**EXERCISE DIRECTIONS:**
Repeat the material in full. Keep every line exactly as it is.

(Rows from a dataset)
══════════
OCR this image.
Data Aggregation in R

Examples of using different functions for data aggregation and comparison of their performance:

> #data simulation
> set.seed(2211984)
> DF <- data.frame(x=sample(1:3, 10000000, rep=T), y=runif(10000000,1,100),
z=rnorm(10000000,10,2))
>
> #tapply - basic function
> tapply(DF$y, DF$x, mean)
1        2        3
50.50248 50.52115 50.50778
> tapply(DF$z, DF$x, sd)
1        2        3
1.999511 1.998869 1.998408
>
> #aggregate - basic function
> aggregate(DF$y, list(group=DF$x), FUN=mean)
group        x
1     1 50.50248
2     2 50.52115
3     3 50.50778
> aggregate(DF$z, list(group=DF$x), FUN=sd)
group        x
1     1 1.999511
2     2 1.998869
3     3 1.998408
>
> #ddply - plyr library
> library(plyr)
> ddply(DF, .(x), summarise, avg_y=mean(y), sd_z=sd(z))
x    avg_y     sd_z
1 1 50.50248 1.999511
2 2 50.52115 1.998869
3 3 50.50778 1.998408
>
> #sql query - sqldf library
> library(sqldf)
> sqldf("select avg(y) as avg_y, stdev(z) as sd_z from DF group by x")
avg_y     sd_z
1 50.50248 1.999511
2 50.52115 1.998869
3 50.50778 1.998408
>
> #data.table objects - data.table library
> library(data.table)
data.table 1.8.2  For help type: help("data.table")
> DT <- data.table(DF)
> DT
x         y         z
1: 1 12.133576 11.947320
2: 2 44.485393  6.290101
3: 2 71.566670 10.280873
══════════
**OUTPUT OF THE TASK:**
OCR this image.
Data Aggregation in R

Examples of using different functions for data aggregation and comparison of their performance:

> #data simulation
> set.seed(2211984)
> DF <- data.frame(x=sample(1:3, 10000000, rep=T), y=runif(10000000,1,100),
z=rnorm(10000000,10,2))
>
> #tapply - basic function
> tapply(DF$y, DF$x, mean)
1        2        3
50.50248 50.52115 50.50778
> tapply(DF$z, DF$x, sd)
1        2        3
1.999511 1.998869 1.998408
>
> #aggregate - basic function
> aggregate(DF$y, list(group=DF$x), FUN=mean)
group        x
1     1 50.50248
2     2 50.52115
3     3 50.50778
> aggregate(DF$z, list(group=DF$x), FUN=sd)
group        x
1     1 1.999511
2     2 1.998869
3     3 1.998408
>
> #ddply - plyr library
> library(plyr)
> ddply(DF, .(x), summarise, avg_y=mean(y), sd_z=sd(z))
x    avg_y     sd_z
1 1 50.50248 1.999511
2 2 50.52115 1.998869
3 3 50.50778 1.998408
>
> #sql query - sqldf library
> library(sqldf)
> sqldf("select avg(y) as avg_y, stdev(z) as sd_z from DF group by x")
avg_y     sd_z
1 50.50248 1.999511
2 50.52115 1.998869
3 50.50778 1.998408
>
> #data.table objects - data.table library
> library(data.table)
data.table 1.8.2  For help type: help("data.table")
> DT <- data.table(DF)
> DT
x         y         z
1: 1 12.133576 11.947320
2: 2 44.485393  6.290101
3: 2 71.566670 10.280873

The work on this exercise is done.